» What is expected:
Your task is to copy each line that has the word "author".

» Stored items from a collection:
━━━━

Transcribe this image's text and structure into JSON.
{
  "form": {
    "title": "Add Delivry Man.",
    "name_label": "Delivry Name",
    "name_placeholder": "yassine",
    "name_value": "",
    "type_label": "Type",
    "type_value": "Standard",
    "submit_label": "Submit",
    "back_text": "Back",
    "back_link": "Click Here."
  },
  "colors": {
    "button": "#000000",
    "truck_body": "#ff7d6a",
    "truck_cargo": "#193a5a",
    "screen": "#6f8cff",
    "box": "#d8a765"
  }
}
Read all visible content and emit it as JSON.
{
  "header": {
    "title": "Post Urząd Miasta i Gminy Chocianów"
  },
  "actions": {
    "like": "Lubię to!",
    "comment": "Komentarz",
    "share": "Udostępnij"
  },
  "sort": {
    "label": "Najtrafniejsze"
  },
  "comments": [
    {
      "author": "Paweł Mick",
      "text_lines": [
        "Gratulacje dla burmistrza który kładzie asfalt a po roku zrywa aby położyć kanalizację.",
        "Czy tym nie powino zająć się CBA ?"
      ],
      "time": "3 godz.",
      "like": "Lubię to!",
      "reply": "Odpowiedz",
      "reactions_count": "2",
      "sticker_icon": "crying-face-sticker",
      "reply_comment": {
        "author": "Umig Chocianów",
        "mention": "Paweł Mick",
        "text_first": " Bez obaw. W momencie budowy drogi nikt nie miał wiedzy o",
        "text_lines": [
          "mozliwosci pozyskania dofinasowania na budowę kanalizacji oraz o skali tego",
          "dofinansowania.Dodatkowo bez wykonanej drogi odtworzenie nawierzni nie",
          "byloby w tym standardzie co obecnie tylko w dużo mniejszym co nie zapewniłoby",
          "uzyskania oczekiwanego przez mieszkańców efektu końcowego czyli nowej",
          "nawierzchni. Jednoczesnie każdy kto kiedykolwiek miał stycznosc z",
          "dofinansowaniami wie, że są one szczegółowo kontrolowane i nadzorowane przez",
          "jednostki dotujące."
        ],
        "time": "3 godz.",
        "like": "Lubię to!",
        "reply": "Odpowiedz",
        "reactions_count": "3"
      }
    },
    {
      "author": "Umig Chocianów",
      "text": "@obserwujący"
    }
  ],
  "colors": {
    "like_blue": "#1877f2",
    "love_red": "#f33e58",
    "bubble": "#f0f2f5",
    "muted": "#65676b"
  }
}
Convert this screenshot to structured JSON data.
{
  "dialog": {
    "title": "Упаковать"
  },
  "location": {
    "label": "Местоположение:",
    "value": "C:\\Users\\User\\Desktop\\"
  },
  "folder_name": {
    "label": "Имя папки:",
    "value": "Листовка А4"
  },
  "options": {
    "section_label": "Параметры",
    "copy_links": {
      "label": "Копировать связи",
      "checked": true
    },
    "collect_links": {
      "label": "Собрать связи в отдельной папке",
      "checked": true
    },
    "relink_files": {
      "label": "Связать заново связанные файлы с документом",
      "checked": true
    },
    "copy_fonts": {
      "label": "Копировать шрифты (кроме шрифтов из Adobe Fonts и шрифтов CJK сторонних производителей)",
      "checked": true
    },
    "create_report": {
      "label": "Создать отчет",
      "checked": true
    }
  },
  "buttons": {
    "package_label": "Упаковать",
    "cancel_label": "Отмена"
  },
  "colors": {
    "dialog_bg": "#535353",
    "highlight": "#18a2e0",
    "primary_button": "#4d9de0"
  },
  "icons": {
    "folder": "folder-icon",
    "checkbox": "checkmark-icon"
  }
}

━━━━

» Answer to this problem:
      "author": "Paweł Mick",
        "author": "Umig Chocianów",
      "author": "Umig Chocianów",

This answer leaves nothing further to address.